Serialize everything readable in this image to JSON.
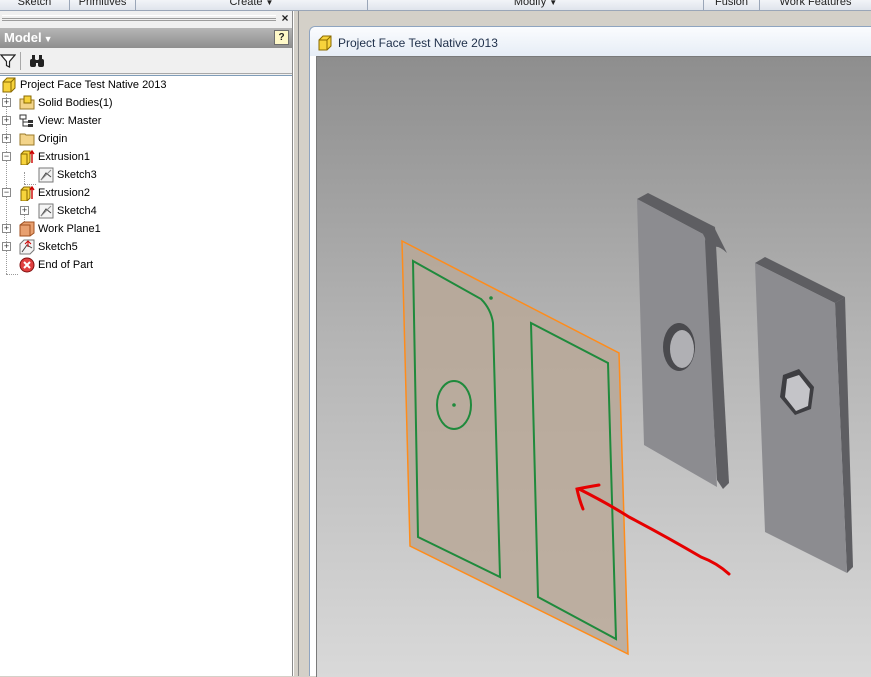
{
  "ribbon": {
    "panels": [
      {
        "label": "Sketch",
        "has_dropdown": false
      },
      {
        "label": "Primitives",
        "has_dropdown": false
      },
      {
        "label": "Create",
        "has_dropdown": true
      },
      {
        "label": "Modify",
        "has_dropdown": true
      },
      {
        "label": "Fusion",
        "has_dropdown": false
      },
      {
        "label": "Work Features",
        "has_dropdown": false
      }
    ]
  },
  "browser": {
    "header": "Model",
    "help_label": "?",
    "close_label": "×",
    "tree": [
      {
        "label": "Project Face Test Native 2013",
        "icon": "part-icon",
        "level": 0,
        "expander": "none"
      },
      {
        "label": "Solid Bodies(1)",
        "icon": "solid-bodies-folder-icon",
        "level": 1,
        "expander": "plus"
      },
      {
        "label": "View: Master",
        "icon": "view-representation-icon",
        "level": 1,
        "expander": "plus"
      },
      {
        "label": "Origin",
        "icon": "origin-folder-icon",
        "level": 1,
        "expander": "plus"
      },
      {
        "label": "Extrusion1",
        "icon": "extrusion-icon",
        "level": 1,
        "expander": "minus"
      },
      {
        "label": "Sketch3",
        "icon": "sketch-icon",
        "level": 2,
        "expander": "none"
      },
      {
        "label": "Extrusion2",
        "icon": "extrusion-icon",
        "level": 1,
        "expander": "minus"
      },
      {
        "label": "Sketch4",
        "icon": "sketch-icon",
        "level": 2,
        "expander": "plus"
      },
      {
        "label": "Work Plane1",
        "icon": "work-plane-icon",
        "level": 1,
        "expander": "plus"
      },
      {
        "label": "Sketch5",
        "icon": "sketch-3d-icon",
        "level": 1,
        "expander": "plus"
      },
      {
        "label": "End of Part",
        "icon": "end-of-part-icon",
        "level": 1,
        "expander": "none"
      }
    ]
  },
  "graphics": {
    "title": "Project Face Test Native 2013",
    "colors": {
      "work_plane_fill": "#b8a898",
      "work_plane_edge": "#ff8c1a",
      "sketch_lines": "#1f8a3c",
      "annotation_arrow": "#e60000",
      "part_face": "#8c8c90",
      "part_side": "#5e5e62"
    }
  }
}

WORK REQUIRED => From the listing above, pick out each line where the word "icon" appears.

THE COMPLETED TASK =>
        "icon": "part-icon",
        "icon": "solid-bodies-folder-icon",
        "icon": "view-representation-icon",
        "icon": "origin-folder-icon",
        "icon": "extrusion-icon",
        "icon": "sketch-icon",
        "icon": "extrusion-icon",
        "icon": "sketch-icon",
        "icon": "work-plane-icon",
        "icon": "sketch-3d-icon",
        "icon": "end-of-part-icon",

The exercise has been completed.